» **Description of the task**
Go through the entries below and collect each line with the string "BITTREX" in it.

------ Exercise data

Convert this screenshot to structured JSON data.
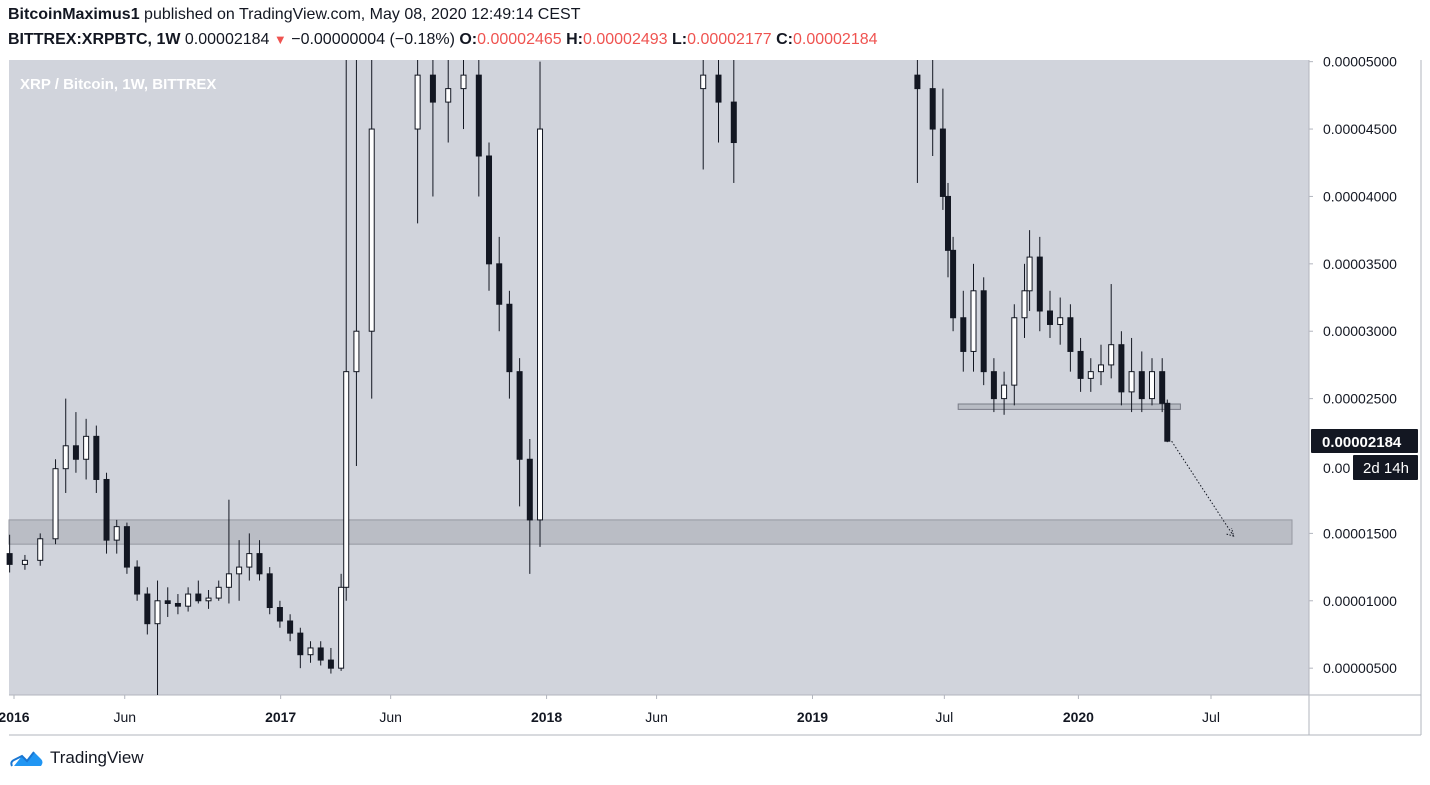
{
  "header": {
    "author": "BitcoinMaximus1",
    "published": "published on TradingView.com, May 08, 2020 12:49:14 CEST",
    "symbol": "BITTREX:XRPBTC, 1W",
    "last": "0.00002184",
    "change_arrow": "▼",
    "change": "−0.00000004 (−0.18%)",
    "o_label": "O:",
    "o_value": "0.00002465",
    "h_label": "H:",
    "h_value": "0.00002493",
    "l_label": "L:",
    "l_value": "0.00002177",
    "c_label": "C:",
    "c_value": "0.00002184"
  },
  "footer": {
    "brand": "TradingView",
    "logo_icon": "tradingview-cloud-icon"
  },
  "colors": {
    "plot_bg": "#d1d4dc",
    "candle": "#131722",
    "accent_red": "#ef5350",
    "zone_fill": "#b2b5be",
    "label_dark": "#131722"
  },
  "chart_data": {
    "type": "candlestick",
    "title": "XRP / Bitcoin, 1W, BITTREX",
    "y_ticks": [
      "0.00005000",
      "0.00004500",
      "0.00004000",
      "0.00003500",
      "0.00003000",
      "0.00002500",
      "0.00001500",
      "0.00001000",
      "0.00000500"
    ],
    "y_tick_values": [
      5000,
      4500,
      4000,
      3500,
      3000,
      2500,
      1500,
      1000,
      500
    ],
    "y_unit_scale": "1e-8",
    "ylim": [
      200,
      5050
    ],
    "hidden_tick_fragment": "0.00",
    "x_ticks": [
      {
        "label": "2016",
        "bold": true,
        "date": "2016-01-01"
      },
      {
        "label": "Jun",
        "bold": false,
        "date": "2016-06-01"
      },
      {
        "label": "2017",
        "bold": true,
        "date": "2017-01-01"
      },
      {
        "label": "Jun",
        "bold": false,
        "date": "2017-06-01"
      },
      {
        "label": "2018",
        "bold": true,
        "date": "2018-01-01"
      },
      {
        "label": "Jun",
        "bold": false,
        "date": "2018-06-01"
      },
      {
        "label": "2019",
        "bold": true,
        "date": "2019-01-01"
      },
      {
        "label": "Jul",
        "bold": false,
        "date": "2019-07-01"
      },
      {
        "label": "2020",
        "bold": true,
        "date": "2020-01-01"
      },
      {
        "label": "Jul",
        "bold": false,
        "date": "2020-07-01"
      }
    ],
    "last_price_label": "0.00002184",
    "countdown_label": "2d 14h",
    "support_zone": {
      "low": 1420,
      "high": 1600,
      "from": "2015-12-01",
      "to": "2020-09-01"
    },
    "small_zone": {
      "low": 2420,
      "high": 2460,
      "from": "2019-07-20",
      "to": "2020-05-20"
    },
    "projection": {
      "from": {
        "date": "2020-05-08",
        "value": 2184
      },
      "to": {
        "date": "2020-08-01",
        "value": 1480
      }
    },
    "candles": [
      [
        "2015-12-26",
        1350,
        1490,
        1210,
        1270
      ],
      [
        "2016-01-16",
        1270,
        1340,
        1230,
        1300
      ],
      [
        "2016-02-06",
        1300,
        1500,
        1260,
        1460
      ],
      [
        "2016-02-27",
        1460,
        2050,
        1420,
        1980
      ],
      [
        "2016-03-12",
        1980,
        2500,
        1800,
        2150
      ],
      [
        "2016-03-26",
        2150,
        2400,
        1950,
        2050
      ],
      [
        "2016-04-09",
        2050,
        2350,
        1900,
        2220
      ],
      [
        "2016-04-23",
        2220,
        2300,
        1800,
        1900
      ],
      [
        "2016-05-07",
        1900,
        1950,
        1350,
        1450
      ],
      [
        "2016-05-21",
        1450,
        1600,
        1350,
        1550
      ],
      [
        "2016-06-04",
        1550,
        1580,
        1200,
        1250
      ],
      [
        "2016-06-18",
        1250,
        1300,
        1000,
        1050
      ],
      [
        "2016-07-02",
        1050,
        1100,
        750,
        830
      ],
      [
        "2016-07-16",
        830,
        1150,
        240,
        1000
      ],
      [
        "2016-07-30",
        1000,
        1100,
        880,
        980
      ],
      [
        "2016-08-13",
        980,
        1050,
        900,
        960
      ],
      [
        "2016-08-27",
        960,
        1100,
        920,
        1050
      ],
      [
        "2016-09-10",
        1050,
        1150,
        980,
        1000
      ],
      [
        "2016-09-24",
        1000,
        1080,
        940,
        1020
      ],
      [
        "2016-10-08",
        1020,
        1150,
        1000,
        1100
      ],
      [
        "2016-10-22",
        1100,
        1750,
        980,
        1200
      ],
      [
        "2016-11-05",
        1200,
        1450,
        1000,
        1250
      ],
      [
        "2016-11-19",
        1250,
        1500,
        1150,
        1350
      ],
      [
        "2016-12-03",
        1350,
        1450,
        1150,
        1200
      ],
      [
        "2016-12-17",
        1200,
        1250,
        900,
        950
      ],
      [
        "2016-12-31",
        950,
        1000,
        800,
        850
      ],
      [
        "2017-01-14",
        850,
        900,
        700,
        760
      ],
      [
        "2017-01-28",
        760,
        800,
        500,
        600
      ],
      [
        "2017-02-11",
        600,
        700,
        540,
        650
      ],
      [
        "2017-02-25",
        650,
        700,
        520,
        560
      ],
      [
        "2017-03-11",
        560,
        650,
        460,
        500
      ],
      [
        "2017-03-25",
        500,
        1200,
        480,
        1100
      ],
      [
        "2017-04-01",
        1100,
        5200,
        1000,
        2700
      ],
      [
        "2017-04-15",
        2700,
        5500,
        2000,
        3000
      ],
      [
        "2017-05-06",
        3000,
        5500,
        2500,
        4500
      ],
      [
        "2017-07-08",
        4500,
        5300,
        3800,
        4900
      ],
      [
        "2017-07-29",
        4900,
        5200,
        4000,
        4700
      ],
      [
        "2017-08-19",
        4700,
        5200,
        4400,
        4800
      ],
      [
        "2017-09-09",
        4800,
        5200,
        4500,
        4900
      ],
      [
        "2017-09-30",
        4900,
        5100,
        4000,
        4300
      ],
      [
        "2017-10-14",
        4300,
        4400,
        3300,
        3500
      ],
      [
        "2017-10-28",
        3500,
        3700,
        3000,
        3200
      ],
      [
        "2017-11-11",
        3200,
        3300,
        2500,
        2700
      ],
      [
        "2017-11-25",
        2700,
        2800,
        1700,
        2050
      ],
      [
        "2017-12-09",
        2050,
        2200,
        1200,
        1600
      ],
      [
        "2017-12-23",
        1600,
        5000,
        1400,
        4500
      ],
      [
        "2018-08-04",
        4800,
        5200,
        4200,
        4900
      ],
      [
        "2018-08-25",
        4900,
        5200,
        4400,
        4700
      ],
      [
        "2018-09-15",
        4700,
        5100,
        4100,
        4400
      ],
      [
        "2019-05-25",
        4900,
        5300,
        4100,
        4800
      ],
      [
        "2019-06-15",
        4800,
        5100,
        4300,
        4500
      ],
      [
        "2019-06-29",
        4500,
        4800,
        3900,
        4000
      ],
      [
        "2019-07-06",
        4000,
        4100,
        3400,
        3600
      ],
      [
        "2019-07-13",
        3600,
        3700,
        3000,
        3100
      ],
      [
        "2019-07-27",
        3100,
        3300,
        2700,
        2850
      ],
      [
        "2019-08-10",
        2850,
        3500,
        2700,
        3300
      ],
      [
        "2019-08-24",
        3300,
        3400,
        2600,
        2700
      ],
      [
        "2019-09-07",
        2700,
        2800,
        2400,
        2500
      ],
      [
        "2019-09-21",
        2500,
        2700,
        2380,
        2600
      ],
      [
        "2019-10-05",
        2600,
        3200,
        2450,
        3100
      ],
      [
        "2019-10-19",
        3100,
        3500,
        2950,
        3300
      ],
      [
        "2019-10-26",
        3300,
        3750,
        3150,
        3550
      ],
      [
        "2019-11-09",
        3550,
        3700,
        3000,
        3150
      ],
      [
        "2019-11-23",
        3150,
        3300,
        2950,
        3050
      ],
      [
        "2019-12-07",
        3050,
        3250,
        2900,
        3100
      ],
      [
        "2019-12-21",
        3100,
        3200,
        2700,
        2850
      ],
      [
        "2020-01-04",
        2850,
        2950,
        2550,
        2650
      ],
      [
        "2020-01-18",
        2650,
        2800,
        2550,
        2700
      ],
      [
        "2020-02-01",
        2700,
        2900,
        2600,
        2750
      ],
      [
        "2020-02-15",
        2750,
        3350,
        2650,
        2900
      ],
      [
        "2020-02-29",
        2900,
        3000,
        2450,
        2550
      ],
      [
        "2020-03-14",
        2550,
        2950,
        2400,
        2700
      ],
      [
        "2020-03-28",
        2700,
        2850,
        2400,
        2500
      ],
      [
        "2020-04-11",
        2500,
        2800,
        2450,
        2700
      ],
      [
        "2020-04-25",
        2700,
        2800,
        2400,
        2465
      ],
      [
        "2020-05-02",
        2465,
        2493,
        2177,
        2184
      ]
    ]
  }
}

------------

» **Exercise response**
    "symbol": "BITTREX:XRPBTC, 1W",
    "title": "XRP / Bitcoin, 1W, BITTREX",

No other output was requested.